Of the lines in these entries, how many contain the string "Studies"? Give the number and nothing else.

····················

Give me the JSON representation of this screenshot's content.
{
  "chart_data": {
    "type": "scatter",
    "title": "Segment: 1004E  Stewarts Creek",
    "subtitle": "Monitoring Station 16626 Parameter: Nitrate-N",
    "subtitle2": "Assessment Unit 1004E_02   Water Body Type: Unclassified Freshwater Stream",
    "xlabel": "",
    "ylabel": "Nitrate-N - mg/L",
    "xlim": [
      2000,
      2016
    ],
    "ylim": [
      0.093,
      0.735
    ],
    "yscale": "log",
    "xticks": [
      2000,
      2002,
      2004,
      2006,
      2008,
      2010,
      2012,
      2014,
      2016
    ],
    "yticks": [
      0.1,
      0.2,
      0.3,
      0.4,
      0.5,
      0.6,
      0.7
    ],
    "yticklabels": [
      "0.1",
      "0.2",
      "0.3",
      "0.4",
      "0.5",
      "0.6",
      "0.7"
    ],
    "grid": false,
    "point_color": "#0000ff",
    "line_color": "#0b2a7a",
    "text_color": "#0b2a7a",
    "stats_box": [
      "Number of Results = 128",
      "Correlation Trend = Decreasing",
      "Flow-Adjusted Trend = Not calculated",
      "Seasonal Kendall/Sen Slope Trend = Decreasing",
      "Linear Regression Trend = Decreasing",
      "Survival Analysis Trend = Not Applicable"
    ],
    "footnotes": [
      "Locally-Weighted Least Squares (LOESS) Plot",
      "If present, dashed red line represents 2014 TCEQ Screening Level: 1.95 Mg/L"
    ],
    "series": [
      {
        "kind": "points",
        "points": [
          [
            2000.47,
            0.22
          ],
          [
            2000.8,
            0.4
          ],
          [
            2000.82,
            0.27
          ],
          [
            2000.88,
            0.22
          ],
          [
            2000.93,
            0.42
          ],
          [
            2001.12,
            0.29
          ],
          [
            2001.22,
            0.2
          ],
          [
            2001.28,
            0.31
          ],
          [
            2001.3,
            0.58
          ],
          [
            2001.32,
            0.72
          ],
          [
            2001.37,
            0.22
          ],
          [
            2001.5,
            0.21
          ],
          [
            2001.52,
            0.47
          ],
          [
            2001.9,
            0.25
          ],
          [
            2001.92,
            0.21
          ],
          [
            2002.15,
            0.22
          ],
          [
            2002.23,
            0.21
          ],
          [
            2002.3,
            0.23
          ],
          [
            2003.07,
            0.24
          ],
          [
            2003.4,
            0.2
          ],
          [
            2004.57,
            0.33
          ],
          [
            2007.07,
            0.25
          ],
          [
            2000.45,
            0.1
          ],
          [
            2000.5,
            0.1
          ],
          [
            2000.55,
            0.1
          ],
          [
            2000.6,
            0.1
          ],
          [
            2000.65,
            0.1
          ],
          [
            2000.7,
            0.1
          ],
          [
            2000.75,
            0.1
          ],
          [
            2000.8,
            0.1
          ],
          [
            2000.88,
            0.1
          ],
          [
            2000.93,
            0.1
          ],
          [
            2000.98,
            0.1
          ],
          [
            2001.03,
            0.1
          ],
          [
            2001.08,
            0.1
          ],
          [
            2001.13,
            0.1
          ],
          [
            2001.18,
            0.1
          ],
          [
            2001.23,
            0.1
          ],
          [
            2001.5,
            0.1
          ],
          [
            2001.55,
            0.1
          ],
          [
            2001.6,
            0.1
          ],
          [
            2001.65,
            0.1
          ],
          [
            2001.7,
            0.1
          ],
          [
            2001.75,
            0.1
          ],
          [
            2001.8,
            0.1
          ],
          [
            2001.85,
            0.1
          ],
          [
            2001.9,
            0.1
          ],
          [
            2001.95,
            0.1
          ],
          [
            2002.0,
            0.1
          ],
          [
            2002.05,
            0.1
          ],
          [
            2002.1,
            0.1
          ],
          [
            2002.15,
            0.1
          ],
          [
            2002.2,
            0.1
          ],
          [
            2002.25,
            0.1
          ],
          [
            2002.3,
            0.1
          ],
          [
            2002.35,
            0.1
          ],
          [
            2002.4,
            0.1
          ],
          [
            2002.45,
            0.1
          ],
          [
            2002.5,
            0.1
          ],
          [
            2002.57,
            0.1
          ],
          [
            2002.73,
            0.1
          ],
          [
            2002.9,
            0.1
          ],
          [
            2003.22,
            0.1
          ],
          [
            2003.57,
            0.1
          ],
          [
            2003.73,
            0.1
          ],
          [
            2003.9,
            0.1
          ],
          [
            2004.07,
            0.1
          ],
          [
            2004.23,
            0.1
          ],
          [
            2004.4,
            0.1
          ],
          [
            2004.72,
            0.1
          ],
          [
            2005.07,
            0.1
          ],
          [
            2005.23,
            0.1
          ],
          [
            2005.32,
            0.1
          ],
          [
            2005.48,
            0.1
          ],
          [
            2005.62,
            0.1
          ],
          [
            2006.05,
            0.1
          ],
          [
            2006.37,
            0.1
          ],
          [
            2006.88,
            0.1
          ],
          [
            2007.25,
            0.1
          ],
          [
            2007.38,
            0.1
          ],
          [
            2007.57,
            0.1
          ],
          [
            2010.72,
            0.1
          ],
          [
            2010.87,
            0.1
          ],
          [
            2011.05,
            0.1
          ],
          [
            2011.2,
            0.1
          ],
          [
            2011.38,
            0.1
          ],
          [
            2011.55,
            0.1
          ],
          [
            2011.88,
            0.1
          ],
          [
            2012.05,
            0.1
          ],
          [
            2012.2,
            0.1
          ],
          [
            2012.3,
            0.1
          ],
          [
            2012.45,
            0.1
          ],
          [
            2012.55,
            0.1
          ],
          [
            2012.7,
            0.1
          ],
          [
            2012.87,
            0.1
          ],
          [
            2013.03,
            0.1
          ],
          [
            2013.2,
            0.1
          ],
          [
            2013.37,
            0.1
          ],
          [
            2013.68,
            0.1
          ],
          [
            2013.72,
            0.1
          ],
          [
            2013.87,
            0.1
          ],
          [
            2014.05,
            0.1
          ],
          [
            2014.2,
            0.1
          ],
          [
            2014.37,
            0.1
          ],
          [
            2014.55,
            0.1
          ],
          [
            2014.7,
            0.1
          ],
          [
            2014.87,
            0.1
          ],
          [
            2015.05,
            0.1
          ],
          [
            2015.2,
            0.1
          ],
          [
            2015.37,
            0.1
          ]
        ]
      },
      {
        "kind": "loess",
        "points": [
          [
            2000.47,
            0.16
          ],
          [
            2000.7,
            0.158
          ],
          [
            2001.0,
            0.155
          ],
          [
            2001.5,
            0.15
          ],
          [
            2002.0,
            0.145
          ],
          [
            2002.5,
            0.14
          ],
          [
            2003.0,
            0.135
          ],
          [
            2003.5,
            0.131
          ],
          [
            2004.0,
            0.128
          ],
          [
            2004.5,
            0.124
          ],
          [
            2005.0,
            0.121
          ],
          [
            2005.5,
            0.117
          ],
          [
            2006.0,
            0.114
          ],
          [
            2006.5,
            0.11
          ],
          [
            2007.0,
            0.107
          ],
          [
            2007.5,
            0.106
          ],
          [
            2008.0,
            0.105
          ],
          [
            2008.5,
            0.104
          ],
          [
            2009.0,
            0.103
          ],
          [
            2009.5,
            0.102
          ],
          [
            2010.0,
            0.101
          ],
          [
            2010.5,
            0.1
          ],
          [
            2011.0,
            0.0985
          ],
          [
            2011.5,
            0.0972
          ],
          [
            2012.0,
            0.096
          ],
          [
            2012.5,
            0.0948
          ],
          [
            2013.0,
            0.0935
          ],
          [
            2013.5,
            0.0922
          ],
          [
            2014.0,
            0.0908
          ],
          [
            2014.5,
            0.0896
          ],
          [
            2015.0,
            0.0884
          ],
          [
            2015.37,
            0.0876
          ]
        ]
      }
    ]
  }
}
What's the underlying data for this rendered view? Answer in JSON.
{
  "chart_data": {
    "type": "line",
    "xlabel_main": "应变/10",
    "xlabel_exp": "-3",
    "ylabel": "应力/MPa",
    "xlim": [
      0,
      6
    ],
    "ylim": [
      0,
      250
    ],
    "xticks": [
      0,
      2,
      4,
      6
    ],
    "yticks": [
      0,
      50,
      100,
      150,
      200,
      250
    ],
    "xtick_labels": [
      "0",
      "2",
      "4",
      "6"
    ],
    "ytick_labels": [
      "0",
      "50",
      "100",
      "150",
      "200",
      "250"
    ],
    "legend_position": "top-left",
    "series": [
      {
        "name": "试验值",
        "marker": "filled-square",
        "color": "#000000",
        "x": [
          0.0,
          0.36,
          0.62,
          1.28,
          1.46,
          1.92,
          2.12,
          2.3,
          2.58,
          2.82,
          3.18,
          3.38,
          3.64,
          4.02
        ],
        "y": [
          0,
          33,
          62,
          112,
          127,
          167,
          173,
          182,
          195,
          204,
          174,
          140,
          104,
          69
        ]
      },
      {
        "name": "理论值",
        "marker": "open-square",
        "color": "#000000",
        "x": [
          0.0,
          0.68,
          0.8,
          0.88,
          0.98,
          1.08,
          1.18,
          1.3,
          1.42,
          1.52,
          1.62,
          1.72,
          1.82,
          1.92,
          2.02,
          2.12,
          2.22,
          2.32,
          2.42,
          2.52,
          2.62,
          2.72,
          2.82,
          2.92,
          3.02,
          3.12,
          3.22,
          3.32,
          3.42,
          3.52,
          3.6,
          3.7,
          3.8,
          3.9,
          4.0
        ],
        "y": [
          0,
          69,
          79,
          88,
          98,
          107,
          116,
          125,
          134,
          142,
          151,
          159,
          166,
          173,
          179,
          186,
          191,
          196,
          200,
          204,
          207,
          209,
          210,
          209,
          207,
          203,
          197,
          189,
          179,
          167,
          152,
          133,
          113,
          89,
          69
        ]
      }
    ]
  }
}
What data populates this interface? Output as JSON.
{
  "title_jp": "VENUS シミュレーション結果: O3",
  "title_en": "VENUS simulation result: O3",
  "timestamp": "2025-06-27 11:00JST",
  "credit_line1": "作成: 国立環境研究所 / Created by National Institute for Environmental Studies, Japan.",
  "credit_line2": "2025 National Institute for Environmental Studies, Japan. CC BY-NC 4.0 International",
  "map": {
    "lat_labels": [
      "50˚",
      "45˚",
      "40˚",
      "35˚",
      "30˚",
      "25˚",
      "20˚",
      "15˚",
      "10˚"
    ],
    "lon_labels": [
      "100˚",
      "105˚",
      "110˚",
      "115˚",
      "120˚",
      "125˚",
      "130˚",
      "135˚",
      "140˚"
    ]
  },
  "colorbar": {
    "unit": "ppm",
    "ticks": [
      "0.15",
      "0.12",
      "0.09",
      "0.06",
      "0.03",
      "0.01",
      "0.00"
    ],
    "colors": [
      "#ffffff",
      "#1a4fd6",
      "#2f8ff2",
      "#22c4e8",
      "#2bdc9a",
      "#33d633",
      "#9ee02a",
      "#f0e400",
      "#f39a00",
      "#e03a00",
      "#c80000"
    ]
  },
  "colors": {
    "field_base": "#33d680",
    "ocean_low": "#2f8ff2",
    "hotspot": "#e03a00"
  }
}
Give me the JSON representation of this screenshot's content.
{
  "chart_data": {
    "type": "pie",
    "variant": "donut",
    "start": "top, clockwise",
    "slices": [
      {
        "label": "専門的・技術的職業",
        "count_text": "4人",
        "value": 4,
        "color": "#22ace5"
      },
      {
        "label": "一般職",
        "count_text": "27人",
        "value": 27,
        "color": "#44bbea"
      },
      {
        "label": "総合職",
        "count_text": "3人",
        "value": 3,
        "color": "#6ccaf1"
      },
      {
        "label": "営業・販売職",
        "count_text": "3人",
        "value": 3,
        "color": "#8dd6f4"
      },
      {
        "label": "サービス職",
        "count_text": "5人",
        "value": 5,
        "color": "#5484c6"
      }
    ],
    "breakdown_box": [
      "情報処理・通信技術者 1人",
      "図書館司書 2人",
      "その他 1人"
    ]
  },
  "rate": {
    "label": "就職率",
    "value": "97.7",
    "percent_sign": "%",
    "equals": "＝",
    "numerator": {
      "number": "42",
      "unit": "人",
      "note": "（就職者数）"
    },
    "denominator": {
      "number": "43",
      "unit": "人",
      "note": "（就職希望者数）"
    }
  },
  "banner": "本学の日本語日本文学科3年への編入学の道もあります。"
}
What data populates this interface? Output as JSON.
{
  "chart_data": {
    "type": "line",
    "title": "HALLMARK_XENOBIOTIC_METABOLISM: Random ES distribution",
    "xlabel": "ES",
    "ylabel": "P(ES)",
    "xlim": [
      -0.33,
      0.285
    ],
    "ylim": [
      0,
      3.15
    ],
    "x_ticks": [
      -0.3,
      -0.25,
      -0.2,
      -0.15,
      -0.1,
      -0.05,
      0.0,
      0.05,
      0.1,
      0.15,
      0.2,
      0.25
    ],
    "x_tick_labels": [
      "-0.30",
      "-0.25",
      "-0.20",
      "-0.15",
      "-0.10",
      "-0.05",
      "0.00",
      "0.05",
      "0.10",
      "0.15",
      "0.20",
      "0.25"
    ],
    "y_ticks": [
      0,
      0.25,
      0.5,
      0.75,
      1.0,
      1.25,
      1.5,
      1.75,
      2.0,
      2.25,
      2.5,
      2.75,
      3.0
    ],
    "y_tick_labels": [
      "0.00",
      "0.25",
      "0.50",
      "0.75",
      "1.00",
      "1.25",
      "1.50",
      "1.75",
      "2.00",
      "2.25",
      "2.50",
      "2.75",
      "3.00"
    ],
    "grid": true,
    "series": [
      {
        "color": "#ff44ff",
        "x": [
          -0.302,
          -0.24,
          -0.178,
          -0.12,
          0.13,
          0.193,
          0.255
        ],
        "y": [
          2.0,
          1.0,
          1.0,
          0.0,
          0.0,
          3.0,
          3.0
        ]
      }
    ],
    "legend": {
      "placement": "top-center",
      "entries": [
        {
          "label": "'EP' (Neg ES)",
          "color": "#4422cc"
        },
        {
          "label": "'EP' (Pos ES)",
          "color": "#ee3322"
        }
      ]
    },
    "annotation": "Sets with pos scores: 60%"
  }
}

····················

ANSWER TO THE PROBLEM ::
2